EXERCISE OBJECTIVE
Produce a copy of every line in the records that holds the string "icon".
====
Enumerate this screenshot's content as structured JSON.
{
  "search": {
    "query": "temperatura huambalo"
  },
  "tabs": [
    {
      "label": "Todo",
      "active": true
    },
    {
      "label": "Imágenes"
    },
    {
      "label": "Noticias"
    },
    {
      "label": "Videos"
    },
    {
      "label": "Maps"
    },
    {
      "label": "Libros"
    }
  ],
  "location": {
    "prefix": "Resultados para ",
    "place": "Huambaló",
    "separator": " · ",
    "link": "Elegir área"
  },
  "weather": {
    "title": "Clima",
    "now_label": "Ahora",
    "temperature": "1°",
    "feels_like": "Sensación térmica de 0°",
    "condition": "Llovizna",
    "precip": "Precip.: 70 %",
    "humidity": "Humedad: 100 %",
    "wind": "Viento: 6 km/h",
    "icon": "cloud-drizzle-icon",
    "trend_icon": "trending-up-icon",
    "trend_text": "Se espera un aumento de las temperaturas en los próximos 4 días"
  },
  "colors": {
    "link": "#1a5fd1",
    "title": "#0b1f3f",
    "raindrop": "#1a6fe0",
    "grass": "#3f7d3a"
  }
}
====
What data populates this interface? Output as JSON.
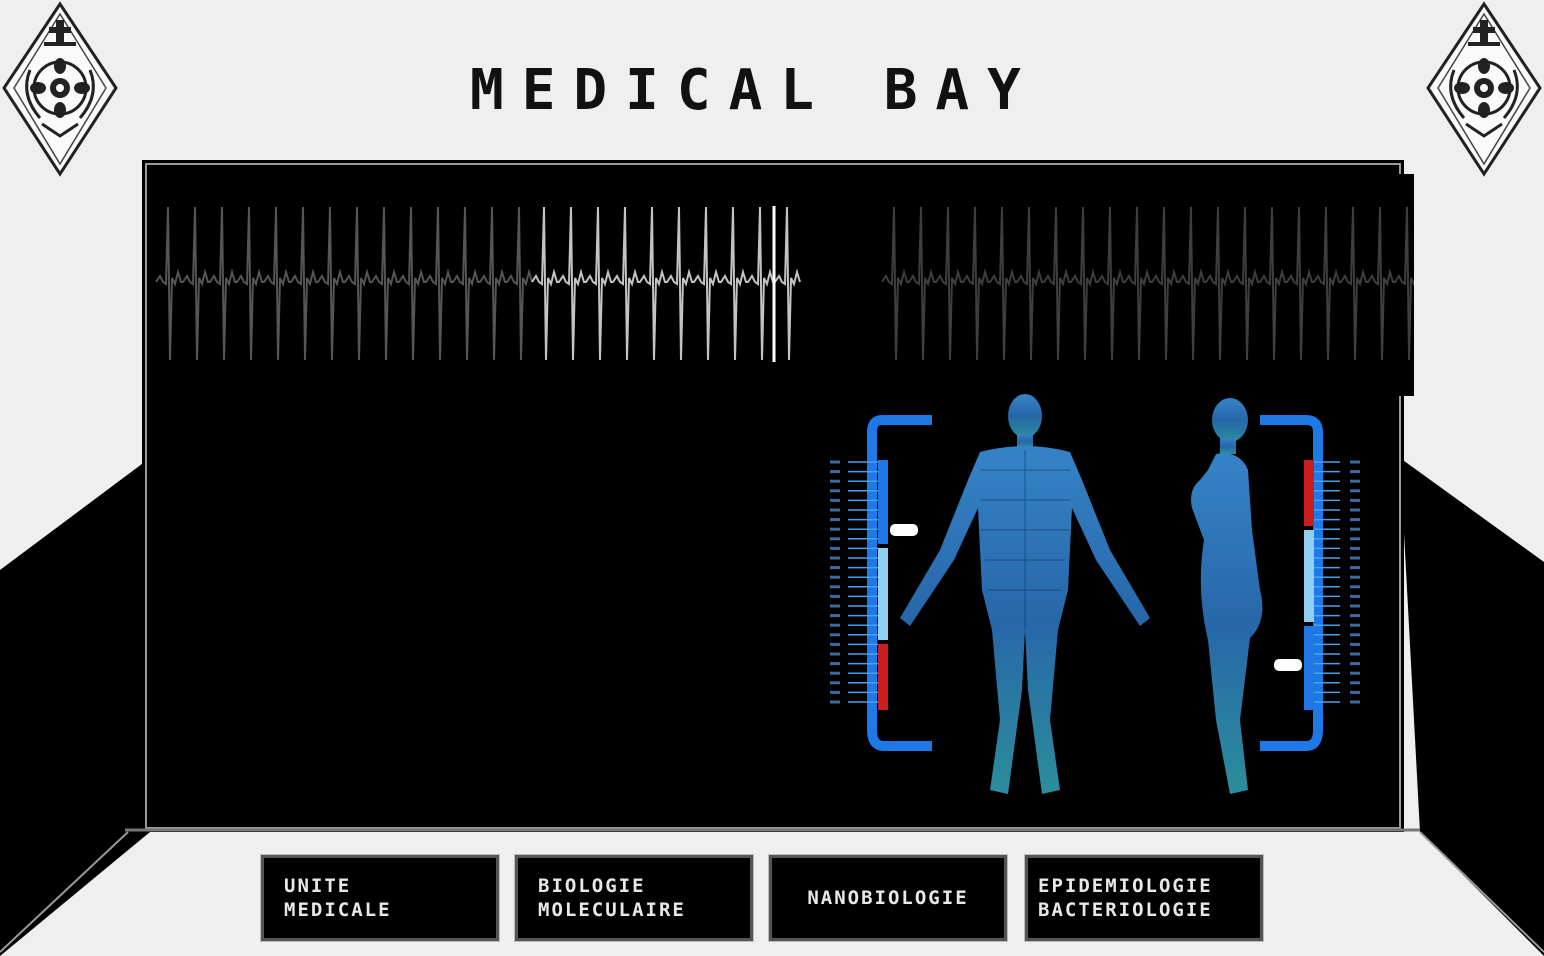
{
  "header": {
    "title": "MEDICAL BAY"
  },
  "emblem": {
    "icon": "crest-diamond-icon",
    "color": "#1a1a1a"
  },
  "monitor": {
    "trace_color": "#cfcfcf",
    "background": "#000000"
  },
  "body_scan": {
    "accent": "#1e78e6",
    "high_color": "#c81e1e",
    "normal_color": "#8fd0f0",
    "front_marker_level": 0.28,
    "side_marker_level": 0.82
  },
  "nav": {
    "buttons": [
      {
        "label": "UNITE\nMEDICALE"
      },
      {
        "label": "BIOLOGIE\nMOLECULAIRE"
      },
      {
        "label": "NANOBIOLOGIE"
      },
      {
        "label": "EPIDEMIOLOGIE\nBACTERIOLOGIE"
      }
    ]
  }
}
====
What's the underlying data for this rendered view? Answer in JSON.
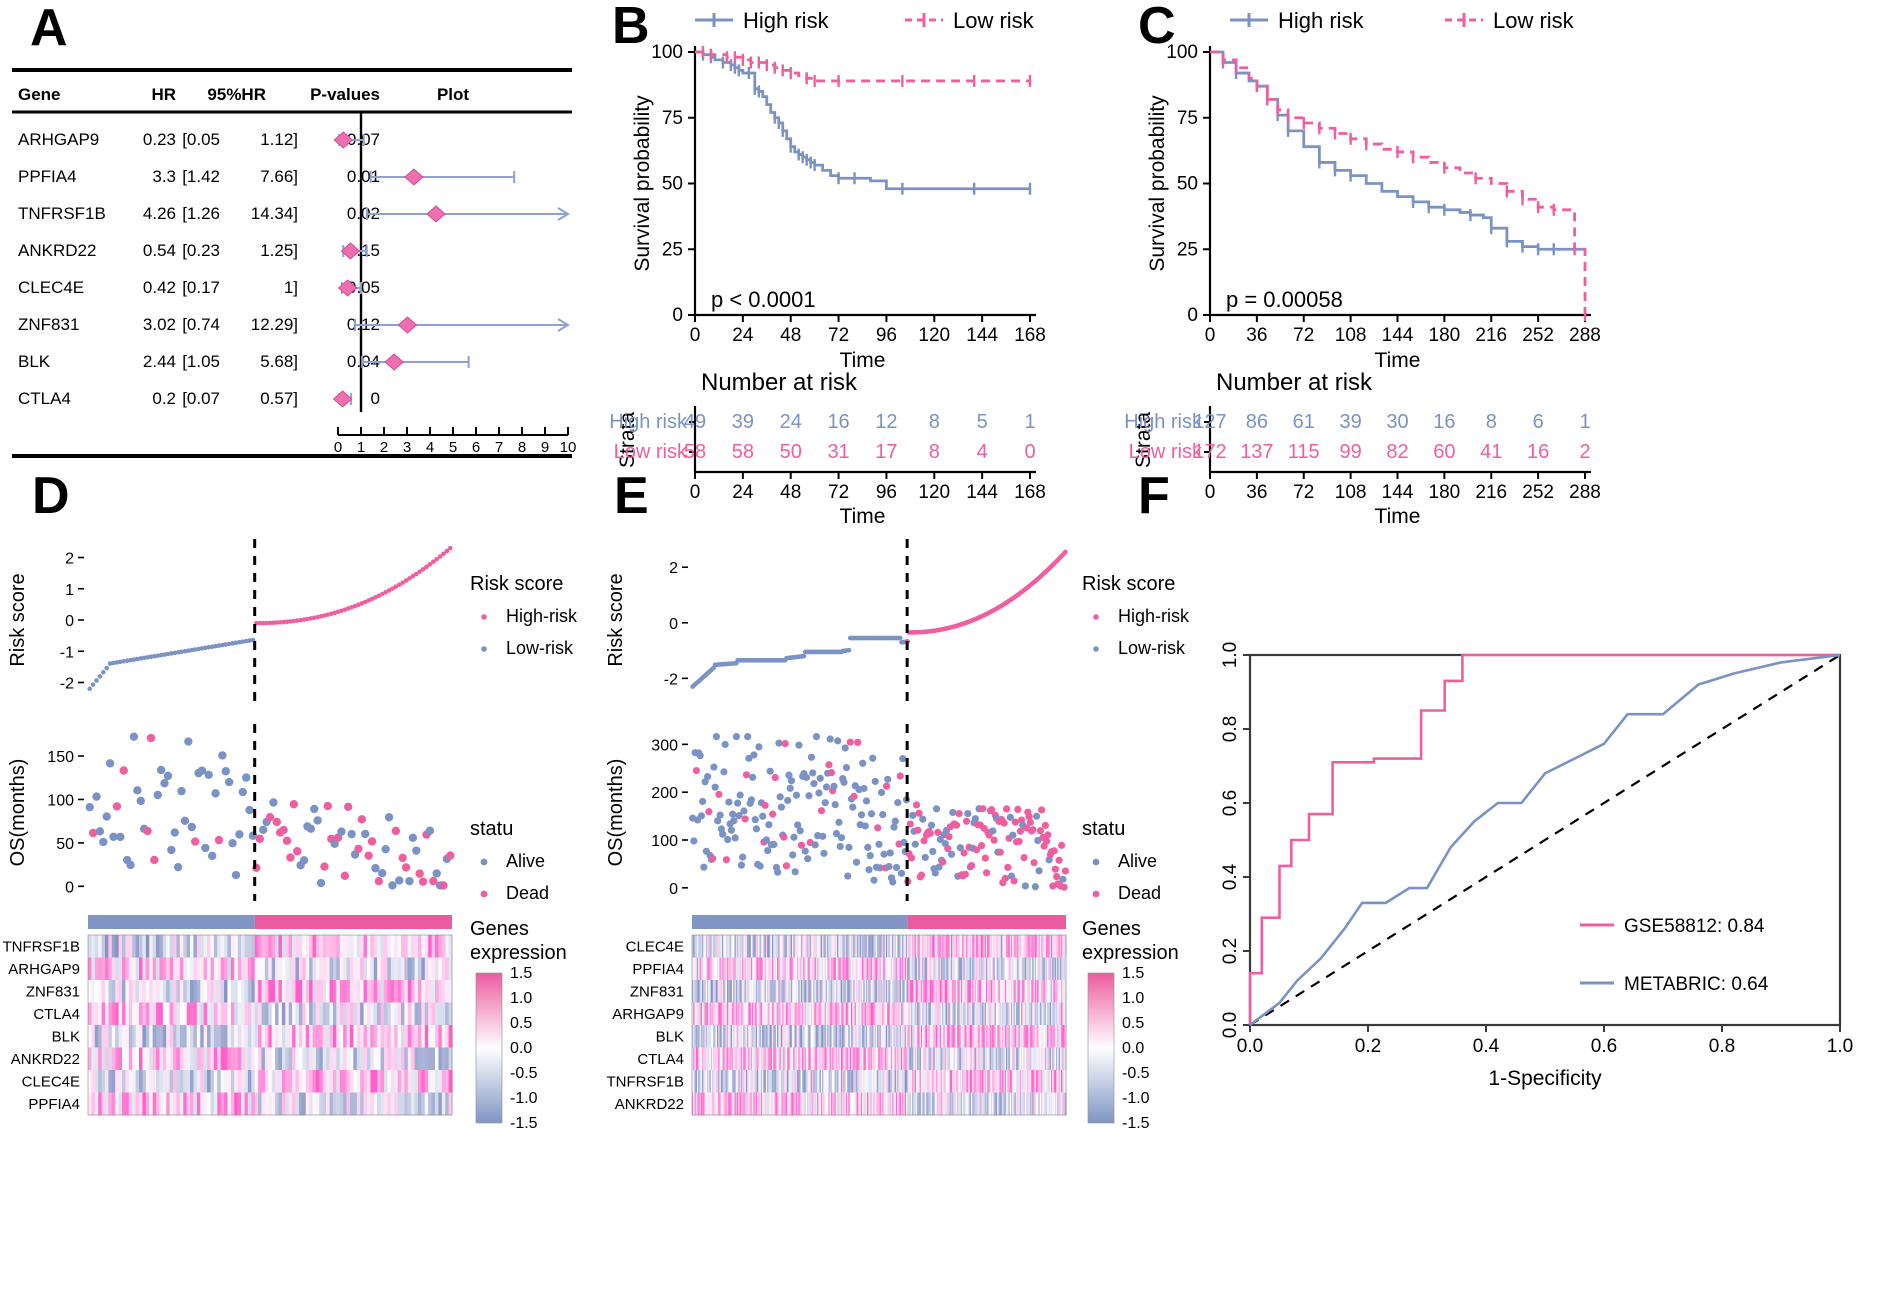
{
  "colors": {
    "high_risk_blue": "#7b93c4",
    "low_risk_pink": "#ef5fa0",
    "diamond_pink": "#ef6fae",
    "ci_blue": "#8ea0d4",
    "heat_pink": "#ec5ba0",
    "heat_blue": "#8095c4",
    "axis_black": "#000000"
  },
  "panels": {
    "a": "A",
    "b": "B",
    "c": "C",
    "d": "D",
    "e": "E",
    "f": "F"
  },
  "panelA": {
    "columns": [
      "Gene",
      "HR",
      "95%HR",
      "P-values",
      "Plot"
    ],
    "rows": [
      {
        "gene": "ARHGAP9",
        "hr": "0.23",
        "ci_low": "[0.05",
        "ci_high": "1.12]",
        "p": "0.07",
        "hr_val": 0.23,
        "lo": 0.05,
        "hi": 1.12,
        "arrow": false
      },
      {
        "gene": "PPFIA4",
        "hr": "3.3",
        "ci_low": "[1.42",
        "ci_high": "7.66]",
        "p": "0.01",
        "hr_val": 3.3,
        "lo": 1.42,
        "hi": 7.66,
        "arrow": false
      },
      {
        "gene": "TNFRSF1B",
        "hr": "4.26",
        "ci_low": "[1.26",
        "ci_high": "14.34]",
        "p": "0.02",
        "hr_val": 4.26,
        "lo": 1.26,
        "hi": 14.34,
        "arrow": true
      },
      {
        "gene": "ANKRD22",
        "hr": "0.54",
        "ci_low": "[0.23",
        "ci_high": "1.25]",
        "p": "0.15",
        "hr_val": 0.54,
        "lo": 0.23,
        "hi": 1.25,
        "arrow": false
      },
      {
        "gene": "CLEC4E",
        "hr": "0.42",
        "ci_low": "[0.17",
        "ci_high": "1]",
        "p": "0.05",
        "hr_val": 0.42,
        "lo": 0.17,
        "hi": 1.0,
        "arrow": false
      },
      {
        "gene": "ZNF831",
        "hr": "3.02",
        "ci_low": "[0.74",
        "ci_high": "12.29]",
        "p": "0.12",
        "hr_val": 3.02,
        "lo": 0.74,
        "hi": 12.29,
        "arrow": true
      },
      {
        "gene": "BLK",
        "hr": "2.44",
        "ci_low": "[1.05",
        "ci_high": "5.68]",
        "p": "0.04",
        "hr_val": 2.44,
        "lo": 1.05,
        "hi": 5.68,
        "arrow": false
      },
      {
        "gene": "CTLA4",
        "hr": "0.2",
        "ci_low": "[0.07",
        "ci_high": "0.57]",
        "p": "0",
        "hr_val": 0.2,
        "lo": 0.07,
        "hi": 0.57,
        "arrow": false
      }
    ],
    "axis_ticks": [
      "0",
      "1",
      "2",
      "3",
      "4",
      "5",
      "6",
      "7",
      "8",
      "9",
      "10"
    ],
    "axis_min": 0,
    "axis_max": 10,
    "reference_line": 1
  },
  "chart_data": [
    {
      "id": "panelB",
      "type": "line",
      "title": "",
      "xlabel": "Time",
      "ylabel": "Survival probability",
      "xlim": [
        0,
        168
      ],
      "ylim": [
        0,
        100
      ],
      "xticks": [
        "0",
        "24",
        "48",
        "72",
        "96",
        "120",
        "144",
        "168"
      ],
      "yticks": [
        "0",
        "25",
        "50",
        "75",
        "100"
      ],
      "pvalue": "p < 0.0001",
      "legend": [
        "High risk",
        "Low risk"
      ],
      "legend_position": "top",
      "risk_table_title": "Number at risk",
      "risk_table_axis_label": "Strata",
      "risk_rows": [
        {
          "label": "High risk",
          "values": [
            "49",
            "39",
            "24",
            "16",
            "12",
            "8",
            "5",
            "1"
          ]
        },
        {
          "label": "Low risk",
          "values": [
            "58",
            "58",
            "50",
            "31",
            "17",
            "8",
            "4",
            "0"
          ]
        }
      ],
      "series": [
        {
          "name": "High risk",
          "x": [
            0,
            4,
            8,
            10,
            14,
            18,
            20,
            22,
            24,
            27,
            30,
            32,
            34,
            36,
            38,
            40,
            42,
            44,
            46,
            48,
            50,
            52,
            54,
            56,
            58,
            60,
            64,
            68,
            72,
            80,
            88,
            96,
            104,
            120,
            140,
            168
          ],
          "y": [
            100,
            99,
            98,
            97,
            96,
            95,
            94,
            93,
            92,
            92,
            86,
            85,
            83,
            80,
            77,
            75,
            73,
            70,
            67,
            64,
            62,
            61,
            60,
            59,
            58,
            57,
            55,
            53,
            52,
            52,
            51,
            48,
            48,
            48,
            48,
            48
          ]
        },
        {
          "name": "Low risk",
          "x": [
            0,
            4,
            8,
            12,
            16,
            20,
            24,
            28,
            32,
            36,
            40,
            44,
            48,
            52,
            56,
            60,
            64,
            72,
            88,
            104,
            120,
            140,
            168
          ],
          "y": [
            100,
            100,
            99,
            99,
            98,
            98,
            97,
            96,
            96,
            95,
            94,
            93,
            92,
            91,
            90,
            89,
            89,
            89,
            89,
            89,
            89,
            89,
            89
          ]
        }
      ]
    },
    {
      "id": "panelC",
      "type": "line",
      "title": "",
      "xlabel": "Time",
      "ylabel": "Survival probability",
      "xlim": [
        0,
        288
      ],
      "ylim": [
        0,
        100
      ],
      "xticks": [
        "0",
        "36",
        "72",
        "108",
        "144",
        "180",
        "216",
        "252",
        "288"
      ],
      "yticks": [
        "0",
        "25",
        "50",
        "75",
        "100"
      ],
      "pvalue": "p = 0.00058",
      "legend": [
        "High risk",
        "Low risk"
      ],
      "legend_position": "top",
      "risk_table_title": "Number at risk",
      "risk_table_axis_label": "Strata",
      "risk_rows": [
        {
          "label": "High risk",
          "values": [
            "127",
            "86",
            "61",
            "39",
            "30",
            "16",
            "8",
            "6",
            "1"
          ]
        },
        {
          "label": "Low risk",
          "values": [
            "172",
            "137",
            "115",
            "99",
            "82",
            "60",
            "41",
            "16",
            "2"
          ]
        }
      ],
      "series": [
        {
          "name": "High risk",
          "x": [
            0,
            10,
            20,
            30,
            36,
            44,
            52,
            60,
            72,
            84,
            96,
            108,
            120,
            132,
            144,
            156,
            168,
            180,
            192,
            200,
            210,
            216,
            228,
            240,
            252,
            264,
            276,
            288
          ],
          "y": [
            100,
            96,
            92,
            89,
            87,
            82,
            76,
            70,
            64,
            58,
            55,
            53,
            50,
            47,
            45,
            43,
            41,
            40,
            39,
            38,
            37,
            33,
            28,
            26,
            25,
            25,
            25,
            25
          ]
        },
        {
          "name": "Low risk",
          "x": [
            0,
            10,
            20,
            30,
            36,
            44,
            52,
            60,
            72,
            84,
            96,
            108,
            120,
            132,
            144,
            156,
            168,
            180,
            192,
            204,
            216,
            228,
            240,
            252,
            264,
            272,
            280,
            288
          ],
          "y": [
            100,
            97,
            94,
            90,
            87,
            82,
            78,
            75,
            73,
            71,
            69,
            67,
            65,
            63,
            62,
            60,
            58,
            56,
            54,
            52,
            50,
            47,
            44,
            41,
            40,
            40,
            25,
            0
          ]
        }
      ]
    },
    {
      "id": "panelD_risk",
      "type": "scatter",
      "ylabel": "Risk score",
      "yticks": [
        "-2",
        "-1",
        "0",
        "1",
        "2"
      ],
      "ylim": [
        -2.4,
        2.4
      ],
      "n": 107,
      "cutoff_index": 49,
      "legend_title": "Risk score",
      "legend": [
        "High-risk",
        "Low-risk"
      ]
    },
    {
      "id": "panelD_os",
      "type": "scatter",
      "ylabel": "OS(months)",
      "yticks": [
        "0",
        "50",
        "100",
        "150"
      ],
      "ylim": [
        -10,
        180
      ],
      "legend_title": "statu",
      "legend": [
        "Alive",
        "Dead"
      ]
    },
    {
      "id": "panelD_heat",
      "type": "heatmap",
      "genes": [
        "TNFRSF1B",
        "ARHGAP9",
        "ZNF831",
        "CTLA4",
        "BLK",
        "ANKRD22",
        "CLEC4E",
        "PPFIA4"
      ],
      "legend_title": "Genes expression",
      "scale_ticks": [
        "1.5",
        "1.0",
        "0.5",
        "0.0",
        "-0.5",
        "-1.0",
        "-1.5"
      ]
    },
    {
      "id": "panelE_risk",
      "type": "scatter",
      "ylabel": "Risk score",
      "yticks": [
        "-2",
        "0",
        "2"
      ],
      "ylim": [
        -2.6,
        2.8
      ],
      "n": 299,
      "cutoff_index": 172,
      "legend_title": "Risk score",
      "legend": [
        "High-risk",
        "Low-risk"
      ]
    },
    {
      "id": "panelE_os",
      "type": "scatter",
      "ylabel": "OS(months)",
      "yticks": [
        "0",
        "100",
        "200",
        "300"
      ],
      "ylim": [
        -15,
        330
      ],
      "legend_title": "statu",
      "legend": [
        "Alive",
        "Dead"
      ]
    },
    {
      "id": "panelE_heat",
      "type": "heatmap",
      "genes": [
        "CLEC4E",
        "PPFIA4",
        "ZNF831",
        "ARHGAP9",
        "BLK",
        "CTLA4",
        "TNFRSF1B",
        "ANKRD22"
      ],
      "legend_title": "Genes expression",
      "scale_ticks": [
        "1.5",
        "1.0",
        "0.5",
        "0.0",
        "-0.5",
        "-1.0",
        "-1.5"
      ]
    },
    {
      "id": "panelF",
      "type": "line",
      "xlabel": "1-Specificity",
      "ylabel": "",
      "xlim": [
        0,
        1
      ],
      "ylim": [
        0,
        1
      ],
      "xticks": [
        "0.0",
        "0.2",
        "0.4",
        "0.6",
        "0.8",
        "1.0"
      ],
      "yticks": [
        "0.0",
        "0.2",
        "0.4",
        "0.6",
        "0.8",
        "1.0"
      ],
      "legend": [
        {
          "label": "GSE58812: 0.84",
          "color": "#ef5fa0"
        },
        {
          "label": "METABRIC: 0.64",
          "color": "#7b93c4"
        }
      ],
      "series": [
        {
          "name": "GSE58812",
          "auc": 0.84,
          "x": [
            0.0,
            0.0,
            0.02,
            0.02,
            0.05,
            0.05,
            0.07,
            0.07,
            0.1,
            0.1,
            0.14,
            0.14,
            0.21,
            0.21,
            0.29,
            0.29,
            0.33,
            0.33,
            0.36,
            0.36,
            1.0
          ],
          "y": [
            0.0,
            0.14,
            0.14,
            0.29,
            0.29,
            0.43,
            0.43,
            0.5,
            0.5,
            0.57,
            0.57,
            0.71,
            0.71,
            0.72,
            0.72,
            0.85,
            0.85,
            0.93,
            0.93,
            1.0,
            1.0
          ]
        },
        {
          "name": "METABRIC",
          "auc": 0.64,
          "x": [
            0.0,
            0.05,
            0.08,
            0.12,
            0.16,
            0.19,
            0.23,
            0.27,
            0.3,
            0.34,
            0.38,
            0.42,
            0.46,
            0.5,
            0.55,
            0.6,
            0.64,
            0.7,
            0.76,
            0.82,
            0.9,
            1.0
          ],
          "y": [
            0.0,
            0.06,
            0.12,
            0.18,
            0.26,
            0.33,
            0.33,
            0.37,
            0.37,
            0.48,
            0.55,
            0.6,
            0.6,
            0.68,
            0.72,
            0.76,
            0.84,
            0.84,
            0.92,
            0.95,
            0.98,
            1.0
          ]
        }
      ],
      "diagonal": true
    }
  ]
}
====
SOLUTION FOR THIS TASK
    "icon": "cloud-drizzle-icon",
    "trend_icon": "trending-up-icon",
    "icon": "crest-diamond-icon",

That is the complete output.